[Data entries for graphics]
═══

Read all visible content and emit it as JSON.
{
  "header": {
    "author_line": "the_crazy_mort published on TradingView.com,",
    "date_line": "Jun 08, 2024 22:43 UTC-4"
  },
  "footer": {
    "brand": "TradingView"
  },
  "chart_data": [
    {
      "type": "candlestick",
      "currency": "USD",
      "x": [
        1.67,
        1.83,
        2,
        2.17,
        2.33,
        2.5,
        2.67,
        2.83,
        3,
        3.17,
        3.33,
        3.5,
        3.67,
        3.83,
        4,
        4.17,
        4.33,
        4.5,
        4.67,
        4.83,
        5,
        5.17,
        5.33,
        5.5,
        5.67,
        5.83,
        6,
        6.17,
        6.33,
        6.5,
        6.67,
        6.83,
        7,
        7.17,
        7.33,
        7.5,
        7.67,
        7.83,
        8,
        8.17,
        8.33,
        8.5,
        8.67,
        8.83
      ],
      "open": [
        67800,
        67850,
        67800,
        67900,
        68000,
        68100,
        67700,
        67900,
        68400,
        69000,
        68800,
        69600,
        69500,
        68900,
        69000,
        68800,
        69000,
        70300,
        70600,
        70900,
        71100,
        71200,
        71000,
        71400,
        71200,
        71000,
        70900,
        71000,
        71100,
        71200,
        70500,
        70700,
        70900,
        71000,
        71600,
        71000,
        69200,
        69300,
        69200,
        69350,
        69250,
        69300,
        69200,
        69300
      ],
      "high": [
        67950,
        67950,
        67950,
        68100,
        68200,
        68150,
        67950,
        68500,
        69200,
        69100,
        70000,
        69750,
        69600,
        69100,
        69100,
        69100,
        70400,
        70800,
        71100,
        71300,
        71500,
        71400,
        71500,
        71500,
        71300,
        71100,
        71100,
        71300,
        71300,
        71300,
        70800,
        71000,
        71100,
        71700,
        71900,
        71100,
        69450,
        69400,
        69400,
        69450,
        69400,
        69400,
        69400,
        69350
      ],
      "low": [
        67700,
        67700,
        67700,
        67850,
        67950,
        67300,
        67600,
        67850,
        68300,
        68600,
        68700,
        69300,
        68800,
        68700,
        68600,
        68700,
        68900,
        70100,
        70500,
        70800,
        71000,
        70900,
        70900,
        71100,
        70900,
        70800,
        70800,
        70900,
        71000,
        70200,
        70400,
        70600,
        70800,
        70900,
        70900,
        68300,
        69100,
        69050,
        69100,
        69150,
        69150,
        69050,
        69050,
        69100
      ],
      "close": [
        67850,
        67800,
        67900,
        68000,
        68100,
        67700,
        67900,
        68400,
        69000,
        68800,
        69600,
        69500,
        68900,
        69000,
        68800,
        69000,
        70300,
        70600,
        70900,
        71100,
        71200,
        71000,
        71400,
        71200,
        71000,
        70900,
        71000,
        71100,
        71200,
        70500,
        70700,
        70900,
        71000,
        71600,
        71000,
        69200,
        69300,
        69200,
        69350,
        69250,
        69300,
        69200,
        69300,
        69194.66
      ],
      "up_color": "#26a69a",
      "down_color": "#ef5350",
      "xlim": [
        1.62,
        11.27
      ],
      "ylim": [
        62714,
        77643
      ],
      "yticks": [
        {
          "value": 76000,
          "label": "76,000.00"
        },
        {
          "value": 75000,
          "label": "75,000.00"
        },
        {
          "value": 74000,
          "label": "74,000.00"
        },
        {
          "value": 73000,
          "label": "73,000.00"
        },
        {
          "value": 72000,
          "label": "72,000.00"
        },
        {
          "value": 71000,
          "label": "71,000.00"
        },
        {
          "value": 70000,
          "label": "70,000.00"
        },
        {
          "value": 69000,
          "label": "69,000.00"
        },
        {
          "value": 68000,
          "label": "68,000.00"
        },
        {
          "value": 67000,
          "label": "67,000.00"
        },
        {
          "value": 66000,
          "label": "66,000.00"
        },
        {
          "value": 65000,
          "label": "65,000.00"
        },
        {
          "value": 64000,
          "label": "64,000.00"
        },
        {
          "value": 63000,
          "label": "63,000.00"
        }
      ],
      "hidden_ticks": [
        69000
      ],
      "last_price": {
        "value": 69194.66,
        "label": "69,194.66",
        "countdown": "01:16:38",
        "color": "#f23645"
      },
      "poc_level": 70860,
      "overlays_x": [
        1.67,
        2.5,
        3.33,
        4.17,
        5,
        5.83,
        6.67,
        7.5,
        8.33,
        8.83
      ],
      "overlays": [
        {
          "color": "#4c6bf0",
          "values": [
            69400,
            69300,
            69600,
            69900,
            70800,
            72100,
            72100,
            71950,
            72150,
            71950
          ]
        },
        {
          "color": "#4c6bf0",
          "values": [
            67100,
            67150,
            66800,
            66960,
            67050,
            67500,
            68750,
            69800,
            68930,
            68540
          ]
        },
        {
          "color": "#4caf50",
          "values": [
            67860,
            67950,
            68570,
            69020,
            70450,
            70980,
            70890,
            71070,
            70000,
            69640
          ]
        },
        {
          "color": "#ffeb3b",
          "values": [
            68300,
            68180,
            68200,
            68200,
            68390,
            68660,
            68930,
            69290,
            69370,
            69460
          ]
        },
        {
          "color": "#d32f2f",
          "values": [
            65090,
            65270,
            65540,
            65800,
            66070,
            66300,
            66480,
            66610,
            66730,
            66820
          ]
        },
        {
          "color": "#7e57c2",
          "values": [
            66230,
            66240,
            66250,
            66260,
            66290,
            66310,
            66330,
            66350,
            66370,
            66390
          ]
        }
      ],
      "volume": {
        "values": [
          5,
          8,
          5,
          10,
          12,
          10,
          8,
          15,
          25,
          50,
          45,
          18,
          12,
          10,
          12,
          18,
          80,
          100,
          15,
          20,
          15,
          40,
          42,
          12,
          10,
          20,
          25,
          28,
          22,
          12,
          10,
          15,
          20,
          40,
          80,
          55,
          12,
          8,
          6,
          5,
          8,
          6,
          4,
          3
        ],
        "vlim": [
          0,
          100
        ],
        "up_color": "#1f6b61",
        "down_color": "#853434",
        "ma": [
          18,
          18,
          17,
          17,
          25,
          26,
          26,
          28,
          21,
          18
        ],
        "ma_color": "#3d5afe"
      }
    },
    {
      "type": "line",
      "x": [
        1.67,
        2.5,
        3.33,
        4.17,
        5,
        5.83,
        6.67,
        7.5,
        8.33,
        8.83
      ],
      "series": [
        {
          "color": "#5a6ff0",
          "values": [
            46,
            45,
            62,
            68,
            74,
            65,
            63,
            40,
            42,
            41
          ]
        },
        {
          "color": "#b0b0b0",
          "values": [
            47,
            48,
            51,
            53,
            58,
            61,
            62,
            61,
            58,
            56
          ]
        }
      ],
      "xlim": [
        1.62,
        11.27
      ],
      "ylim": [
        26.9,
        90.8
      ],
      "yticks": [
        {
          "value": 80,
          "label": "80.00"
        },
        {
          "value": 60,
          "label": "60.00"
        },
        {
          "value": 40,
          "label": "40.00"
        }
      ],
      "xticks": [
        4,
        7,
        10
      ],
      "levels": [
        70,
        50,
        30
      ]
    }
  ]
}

═══

Task: All of the entries above need to be reproduced exactly.

Answer to this task:
Read all visible content and emit it as JSON.
{
  "header": {
    "author_line": "the_crazy_mort published on TradingView.com,",
    "date_line": "Jun 08, 2024 22:43 UTC-4"
  },
  "footer": {
    "brand": "TradingView"
  },
  "chart_data": [
    {
      "type": "candlestick",
      "currency": "USD",
      "x": [
        1.67,
        1.83,
        2,
        2.17,
        2.33,
        2.5,
        2.67,
        2.83,
        3,
        3.17,
        3.33,
        3.5,
        3.67,
        3.83,
        4,
        4.17,
        4.33,
        4.5,
        4.67,
        4.83,
        5,
        5.17,
        5.33,
        5.5,
        5.67,
        5.83,
        6,
        6.17,
        6.33,
        6.5,
        6.67,
        6.83,
        7,
        7.17,
        7.33,
        7.5,
        7.67,
        7.83,
        8,
        8.17,
        8.33,
        8.5,
        8.67,
        8.83
      ],
      "open": [
        67800,
        67850,
        67800,
        67900,
        68000,
        68100,
        67700,
        67900,
        68400,
        69000,
        68800,
        69600,
        69500,
        68900,
        69000,
        68800,
        69000,
        70300,
        70600,
        70900,
        71100,
        71200,
        71000,
        71400,
        71200,
        71000,
        70900,
        71000,
        71100,
        71200,
        70500,
        70700,
        70900,
        71000,
        71600,
        71000,
        69200,
        69300,
        69200,
        69350,
        69250,
        69300,
        69200,
        69300
      ],
      "high": [
        67950,
        67950,
        67950,
        68100,
        68200,
        68150,
        67950,
        68500,
        69200,
        69100,
        70000,
        69750,
        69600,
        69100,
        69100,
        69100,
        70400,
        70800,
        71100,
        71300,
        71500,
        71400,
        71500,
        71500,
        71300,
        71100,
        71100,
        71300,
        71300,
        71300,
        70800,
        71000,
        71100,
        71700,
        71900,
        71100,
        69450,
        69400,
        69400,
        69450,
        69400,
        69400,
        69400,
        69350
      ],
      "low": [
        67700,
        67700,
        67700,
        67850,
        67950,
        67300,
        67600,
        67850,
        68300,
        68600,
        68700,
        69300,
        68800,
        68700,
        68600,
        68700,
        68900,
        70100,
        70500,
        70800,
        71000,
        70900,
        70900,
        71100,
        70900,
        70800,
        70800,
        70900,
        71000,
        70200,
        70400,
        70600,
        70800,
        70900,
        70900,
        68300,
        69100,
        69050,
        69100,
        69150,
        69150,
        69050,
        69050,
        69100
      ],
      "close": [
        67850,
        67800,
        67900,
        68000,
        68100,
        67700,
        67900,
        68400,
        69000,
        68800,
        69600,
        69500,
        68900,
        69000,
        68800,
        69000,
        70300,
        70600,
        70900,
        71100,
        71200,
        71000,
        71400,
        71200,
        71000,
        70900,
        71000,
        71100,
        71200,
        70500,
        70700,
        70900,
        71000,
        71600,
        71000,
        69200,
        69300,
        69200,
        69350,
        69250,
        69300,
        69200,
        69300,
        69194.66
      ],
      "up_color": "#26a69a",
      "down_color": "#ef5350",
      "xlim": [
        1.62,
        11.27
      ],
      "ylim": [
        62714,
        77643
      ],
      "yticks": [
        {
          "value": 76000,
          "label": "76,000.00"
        },
        {
          "value": 75000,
          "label": "75,000.00"
        },
        {
          "value": 74000,
          "label": "74,000.00"
        },
        {
          "value": 73000,
          "label": "73,000.00"
        },
        {
          "value": 72000,
          "label": "72,000.00"
        },
        {
          "value": 71000,
          "label": "71,000.00"
        },
        {
          "value": 70000,
          "label": "70,000.00"
        },
        {
          "value": 69000,
          "label": "69,000.00"
        },
        {
          "value": 68000,
          "label": "68,000.00"
        },
        {
          "value": 67000,
          "label": "67,000.00"
        },
        {
          "value": 66000,
          "label": "66,000.00"
        },
        {
          "value": 65000,
          "label": "65,000.00"
        },
        {
          "value": 64000,
          "label": "64,000.00"
        },
        {
          "value": 63000,
          "label": "63,000.00"
        }
      ],
      "hidden_ticks": [
        69000
      ],
      "last_price": {
        "value": 69194.66,
        "label": "69,194.66",
        "countdown": "01:16:38",
        "color": "#f23645"
      },
      "poc_level": 70860,
      "overlays_x": [
        1.67,
        2.5,
        3.33,
        4.17,
        5,
        5.83,
        6.67,
        7.5,
        8.33,
        8.83
      ],
      "overlays": [
        {
          "color": "#4c6bf0",
          "values": [
            69400,
            69300,
            69600,
            69900,
            70800,
            72100,
            72100,
            71950,
            72150,
            71950
          ]
        },
        {
          "color": "#4c6bf0",
          "values": [
            67100,
            67150,
            66800,
            66960,
            67050,
            67500,
            68750,
            69800,
            68930,
            68540
          ]
        },
        {
          "color": "#4caf50",
          "values": [
            67860,
            67950,
            68570,
            69020,
            70450,
            70980,
            70890,
            71070,
            70000,
            69640
          ]
        },
        {
          "color": "#ffeb3b",
          "values": [
            68300,
            68180,
            68200,
            68200,
            68390,
            68660,
            68930,
            69290,
            69370,
            69460
          ]
        },
        {
          "color": "#d32f2f",
          "values": [
            65090,
            65270,
            65540,
            65800,
            66070,
            66300,
            66480,
            66610,
            66730,
            66820
          ]
        },
        {
          "color": "#7e57c2",
          "values": [
            66230,
            66240,
            66250,
            66260,
            66290,
            66310,
            66330,
            66350,
            66370,
            66390
          ]
        }
      ],
      "volume": {
        "values": [
          5,
          8,
          5,
          10,
          12,
          10,
          8,
          15,
          25,
          50,
          45,
          18,
          12,
          10,
          12,
          18,
          80,
          100,
          15,
          20,
          15,
          40,
          42,
          12,
          10,
          20,
          25,
          28,
          22,
          12,
          10,
          15,
          20,
          40,
          80,
          55,
          12,
          8,
          6,
          5,
          8,
          6,
          4,
          3
        ],
        "vlim": [
          0,
          100
        ],
        "up_color": "#1f6b61",
        "down_color": "#853434",
        "ma": [
          18,
          18,
          17,
          17,
          25,
          26,
          26,
          28,
          21,
          18
        ],
        "ma_color": "#3d5afe"
      }
    },
    {
      "type": "line",
      "x": [
        1.67,
        2.5,
        3.33,
        4.17,
        5,
        5.83,
        6.67,
        7.5,
        8.33,
        8.83
      ],
      "series": [
        {
          "color": "#5a6ff0",
          "values": [
            46,
            45,
            62,
            68,
            74,
            65,
            63,
            40,
            42,
            41
          ]
        },
        {
          "color": "#b0b0b0",
          "values": [
            47,
            48,
            51,
            53,
            58,
            61,
            62,
            61,
            58,
            56
          ]
        }
      ],
      "xlim": [
        1.62,
        11.27
      ],
      "ylim": [
        26.9,
        90.8
      ],
      "yticks": [
        {
          "value": 80,
          "label": "80.00"
        },
        {
          "value": 60,
          "label": "60.00"
        },
        {
          "value": 40,
          "label": "40.00"
        }
      ],
      "xticks": [
        4,
        7,
        10
      ],
      "levels": [
        70,
        50,
        30
      ]
    }
  ]
}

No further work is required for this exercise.